**Exercise:** Filter the data below for the string "n發生率" and copy each matching line.

┌─ Exercise input

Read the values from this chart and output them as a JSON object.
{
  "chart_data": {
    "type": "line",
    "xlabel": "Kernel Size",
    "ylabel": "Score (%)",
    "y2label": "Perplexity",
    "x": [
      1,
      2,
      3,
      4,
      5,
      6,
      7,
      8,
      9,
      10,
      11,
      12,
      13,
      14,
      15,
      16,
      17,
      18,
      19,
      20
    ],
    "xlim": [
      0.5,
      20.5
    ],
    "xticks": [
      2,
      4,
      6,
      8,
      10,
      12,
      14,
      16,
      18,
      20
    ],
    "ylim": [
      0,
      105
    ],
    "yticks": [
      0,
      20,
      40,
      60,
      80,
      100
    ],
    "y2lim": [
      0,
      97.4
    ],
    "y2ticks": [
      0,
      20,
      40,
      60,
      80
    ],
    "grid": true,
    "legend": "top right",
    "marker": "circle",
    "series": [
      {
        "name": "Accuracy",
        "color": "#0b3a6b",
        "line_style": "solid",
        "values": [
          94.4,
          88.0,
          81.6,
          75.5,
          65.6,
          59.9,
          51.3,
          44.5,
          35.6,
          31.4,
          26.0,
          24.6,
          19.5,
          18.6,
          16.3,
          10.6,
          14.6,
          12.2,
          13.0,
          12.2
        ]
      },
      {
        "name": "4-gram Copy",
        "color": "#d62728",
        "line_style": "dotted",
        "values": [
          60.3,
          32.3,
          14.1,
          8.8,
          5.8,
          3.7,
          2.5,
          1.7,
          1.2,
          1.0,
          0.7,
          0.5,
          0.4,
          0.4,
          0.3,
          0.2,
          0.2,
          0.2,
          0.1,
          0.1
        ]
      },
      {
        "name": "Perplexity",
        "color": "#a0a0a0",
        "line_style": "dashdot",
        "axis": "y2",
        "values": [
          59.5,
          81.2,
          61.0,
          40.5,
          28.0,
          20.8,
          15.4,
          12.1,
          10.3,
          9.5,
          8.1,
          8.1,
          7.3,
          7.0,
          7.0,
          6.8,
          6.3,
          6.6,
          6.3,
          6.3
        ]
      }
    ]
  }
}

└─
┌─ Exercise input

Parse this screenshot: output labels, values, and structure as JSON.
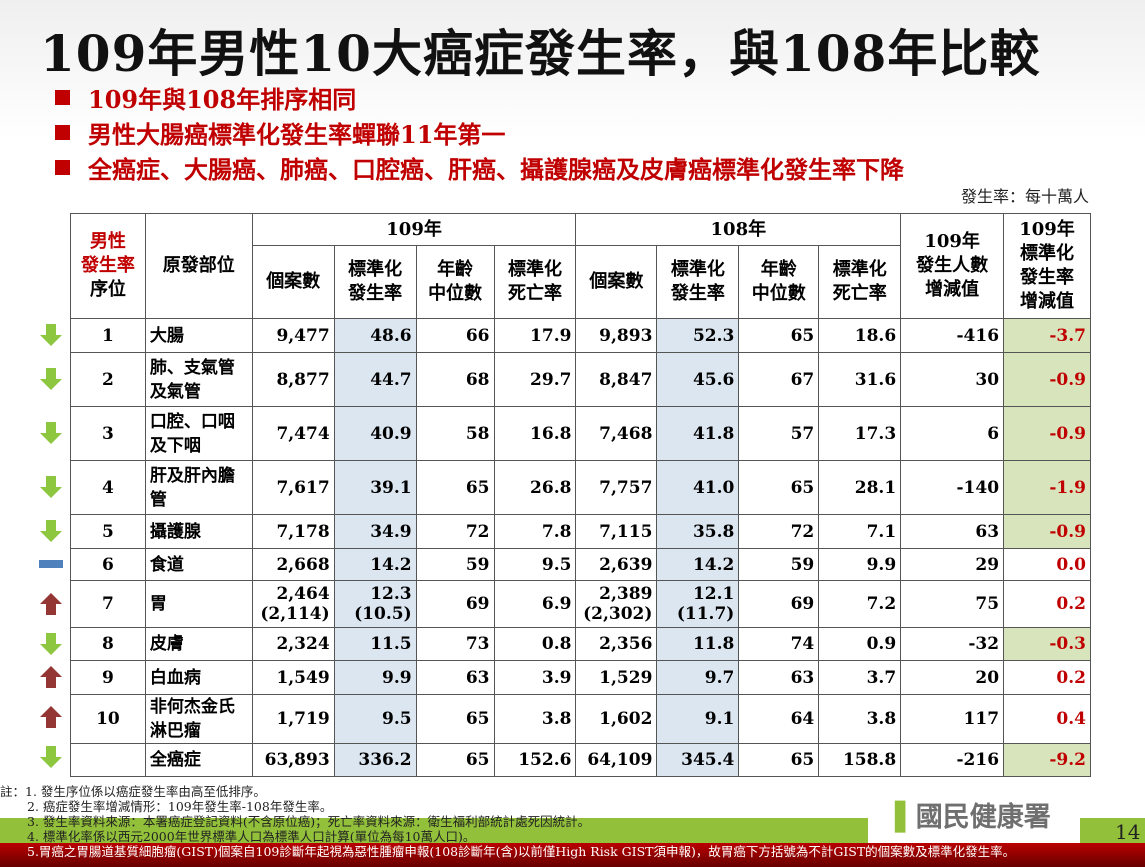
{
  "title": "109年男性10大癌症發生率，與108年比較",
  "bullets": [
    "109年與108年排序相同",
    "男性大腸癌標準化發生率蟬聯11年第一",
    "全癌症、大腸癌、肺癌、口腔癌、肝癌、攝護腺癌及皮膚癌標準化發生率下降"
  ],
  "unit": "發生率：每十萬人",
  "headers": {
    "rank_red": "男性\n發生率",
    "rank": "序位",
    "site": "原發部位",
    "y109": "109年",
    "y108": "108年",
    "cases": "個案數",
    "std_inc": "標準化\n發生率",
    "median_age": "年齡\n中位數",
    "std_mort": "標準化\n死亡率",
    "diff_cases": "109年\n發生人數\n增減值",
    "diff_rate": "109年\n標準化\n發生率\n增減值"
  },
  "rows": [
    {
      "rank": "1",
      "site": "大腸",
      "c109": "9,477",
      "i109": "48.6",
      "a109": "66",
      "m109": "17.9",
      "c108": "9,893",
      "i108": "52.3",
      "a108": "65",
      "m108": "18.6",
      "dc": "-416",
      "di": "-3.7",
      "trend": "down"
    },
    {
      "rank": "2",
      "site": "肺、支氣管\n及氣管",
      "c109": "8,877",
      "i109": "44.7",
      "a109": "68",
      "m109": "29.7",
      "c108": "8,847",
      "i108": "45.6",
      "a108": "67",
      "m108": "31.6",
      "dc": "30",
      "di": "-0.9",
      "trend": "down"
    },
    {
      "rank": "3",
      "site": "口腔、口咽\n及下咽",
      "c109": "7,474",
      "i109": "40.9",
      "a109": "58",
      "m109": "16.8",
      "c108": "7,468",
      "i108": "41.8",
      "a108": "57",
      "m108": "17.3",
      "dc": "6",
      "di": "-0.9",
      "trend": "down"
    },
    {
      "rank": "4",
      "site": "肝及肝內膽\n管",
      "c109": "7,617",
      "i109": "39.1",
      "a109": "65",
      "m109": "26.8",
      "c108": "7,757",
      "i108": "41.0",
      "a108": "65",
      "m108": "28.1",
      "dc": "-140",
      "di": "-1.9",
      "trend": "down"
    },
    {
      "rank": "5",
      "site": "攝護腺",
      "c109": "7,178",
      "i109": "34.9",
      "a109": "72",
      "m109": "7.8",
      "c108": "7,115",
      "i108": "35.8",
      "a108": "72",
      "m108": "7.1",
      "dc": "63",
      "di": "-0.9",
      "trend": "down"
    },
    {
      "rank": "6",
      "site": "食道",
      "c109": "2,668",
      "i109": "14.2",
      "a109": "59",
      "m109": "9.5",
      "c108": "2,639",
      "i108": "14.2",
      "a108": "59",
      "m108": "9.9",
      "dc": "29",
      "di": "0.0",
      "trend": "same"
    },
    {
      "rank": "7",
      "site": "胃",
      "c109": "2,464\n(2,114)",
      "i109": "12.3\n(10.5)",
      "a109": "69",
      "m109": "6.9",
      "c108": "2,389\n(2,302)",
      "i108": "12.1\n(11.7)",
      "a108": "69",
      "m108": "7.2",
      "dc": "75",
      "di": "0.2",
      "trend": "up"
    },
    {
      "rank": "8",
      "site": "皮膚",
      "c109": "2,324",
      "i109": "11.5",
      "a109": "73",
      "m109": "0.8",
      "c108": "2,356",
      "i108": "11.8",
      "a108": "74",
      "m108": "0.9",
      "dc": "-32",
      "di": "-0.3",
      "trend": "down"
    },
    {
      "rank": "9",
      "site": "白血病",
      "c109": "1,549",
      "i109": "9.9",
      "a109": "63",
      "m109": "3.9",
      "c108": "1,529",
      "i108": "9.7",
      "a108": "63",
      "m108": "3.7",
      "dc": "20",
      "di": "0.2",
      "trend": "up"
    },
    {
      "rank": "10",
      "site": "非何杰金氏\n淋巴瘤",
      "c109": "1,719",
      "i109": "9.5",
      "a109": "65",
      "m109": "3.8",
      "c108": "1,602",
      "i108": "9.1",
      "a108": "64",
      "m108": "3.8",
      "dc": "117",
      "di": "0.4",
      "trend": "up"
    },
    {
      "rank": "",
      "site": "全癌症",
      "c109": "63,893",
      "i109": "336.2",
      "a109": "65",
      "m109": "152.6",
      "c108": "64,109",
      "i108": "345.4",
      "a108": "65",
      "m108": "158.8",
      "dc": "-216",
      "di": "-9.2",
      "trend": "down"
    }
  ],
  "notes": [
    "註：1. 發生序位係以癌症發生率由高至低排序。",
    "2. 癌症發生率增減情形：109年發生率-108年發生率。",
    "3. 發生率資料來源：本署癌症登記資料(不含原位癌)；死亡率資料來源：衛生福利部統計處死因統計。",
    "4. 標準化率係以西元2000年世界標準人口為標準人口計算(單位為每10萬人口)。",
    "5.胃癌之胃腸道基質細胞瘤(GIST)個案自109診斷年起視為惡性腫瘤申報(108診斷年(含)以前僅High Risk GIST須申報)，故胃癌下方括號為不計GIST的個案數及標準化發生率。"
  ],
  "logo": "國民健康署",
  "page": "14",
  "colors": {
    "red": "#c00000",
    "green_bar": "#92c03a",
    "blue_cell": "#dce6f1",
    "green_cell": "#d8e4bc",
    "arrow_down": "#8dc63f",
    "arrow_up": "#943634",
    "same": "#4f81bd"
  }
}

└─
┌─ Exercise input

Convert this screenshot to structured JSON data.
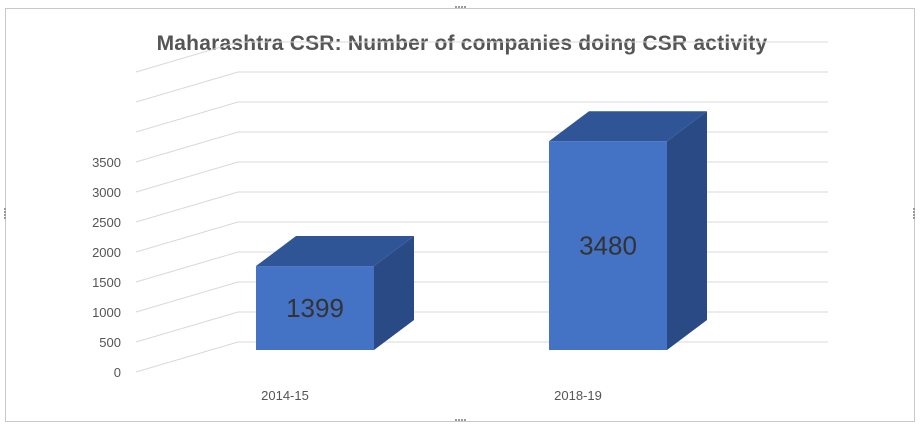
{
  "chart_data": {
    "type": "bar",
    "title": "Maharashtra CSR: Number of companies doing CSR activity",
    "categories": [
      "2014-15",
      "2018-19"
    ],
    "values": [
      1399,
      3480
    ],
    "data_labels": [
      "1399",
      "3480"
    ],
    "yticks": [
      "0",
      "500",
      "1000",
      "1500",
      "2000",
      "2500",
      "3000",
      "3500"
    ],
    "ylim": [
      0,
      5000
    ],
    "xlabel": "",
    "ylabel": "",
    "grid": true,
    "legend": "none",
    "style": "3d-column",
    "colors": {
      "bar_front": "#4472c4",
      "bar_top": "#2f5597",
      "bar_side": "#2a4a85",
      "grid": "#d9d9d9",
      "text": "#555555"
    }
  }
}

└─

**Final answer:**
    "rank_red": "男性\n發生率",
    "std_inc": "標準化\n發生率",
    "diff_rate": "109年\n標準化\n發生率\n增減值"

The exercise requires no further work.